Records for processing —
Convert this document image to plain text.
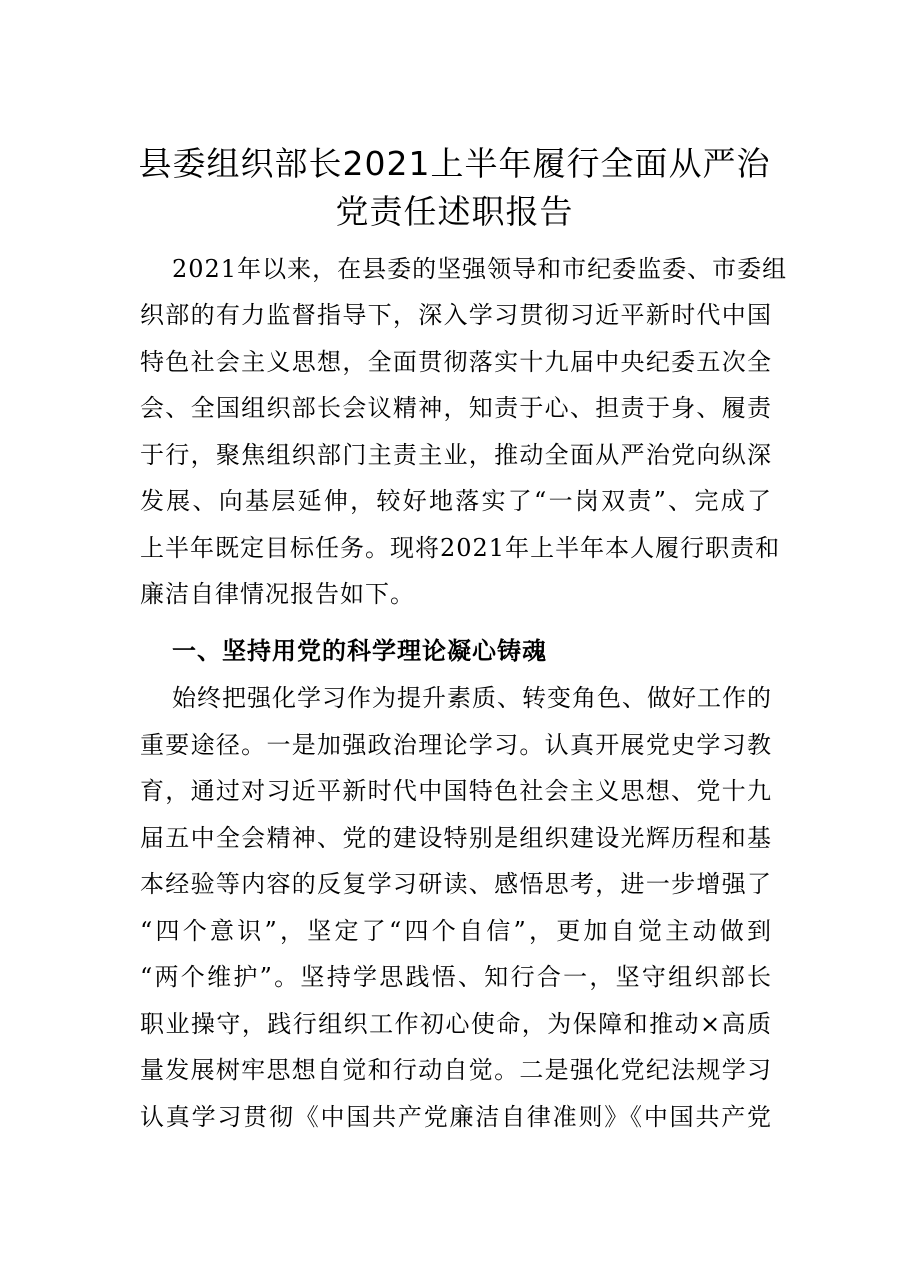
县委组织部长2021上半年履行全面从严治
党责任述职报告
2021年以来，在县委的坚强领导和市纪委监委、市委组
织部的有力监督指导下，深入学习贯彻习近平新时代中国
特色社会主义思想，全面贯彻落实十九届中央纪委五次全
会、全国组织部长会议精神，知责于心、担责于身、履责
于行，聚焦组织部门主责主业，推动全面从严治党向纵深
发展、向基层延伸，较好地落实了“一岗双责”、完成了
上半年既定目标任务。现将2021年上半年本人履行职责和
廉洁自律情况报告如下。
一、坚持用党的科学理论凝心铸魂
始终把强化学习作为提升素质、转变角色、做好工作的
重要途径。一是加强政治理论学习。认真开展党史学习教
育，通过对习近平新时代中国特色社会主义思想、党十九
届五中全会精神、党的建设特别是组织建设光辉历程和基
本经验等内容的反复学习研读、感悟思考，进一步增强了
“四个意识”，坚定了“四个自信”，更加自觉主动做到
“两个维护”。坚持学思践悟、知行合一，坚守组织部长
职业操守，践行组织工作初心使命，为保障和推动×高质
量发展树牢思想自觉和行动自觉。二是强化党纪法规学习
认真学习贯彻《中国共产党廉洁自律准则》《中国共产党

What to do — Quote the entries in full. Any image among them is to be omitted from the copy.

Result of the exercise —
Convert this document image to plain text.
县委组织部长2021上半年履行全面从严治
党责任述职报告
2021年以来，在县委的坚强领导和市纪委监委、市委组
织部的有力监督指导下，深入学习贯彻习近平新时代中国
特色社会主义思想，全面贯彻落实十九届中央纪委五次全
会、全国组织部长会议精神，知责于心、担责于身、履责
于行，聚焦组织部门主责主业，推动全面从严治党向纵深
发展、向基层延伸，较好地落实了“一岗双责”、完成了
上半年既定目标任务。现将2021年上半年本人履行职责和
廉洁自律情况报告如下。
一、坚持用党的科学理论凝心铸魂
始终把强化学习作为提升素质、转变角色、做好工作的
重要途径。一是加强政治理论学习。认真开展党史学习教
育，通过对习近平新时代中国特色社会主义思想、党十九
届五中全会精神、党的建设特别是组织建设光辉历程和基
本经验等内容的反复学习研读、感悟思考，进一步增强了
“四个意识”，坚定了“四个自信”，更加自觉主动做到
“两个维护”。坚持学思践悟、知行合一，坚守组织部长
职业操守，践行组织工作初心使命，为保障和推动×高质
量发展树牢思想自觉和行动自觉。二是强化党纪法规学习
认真学习贯彻《中国共产党廉洁自律准则》《中国共产党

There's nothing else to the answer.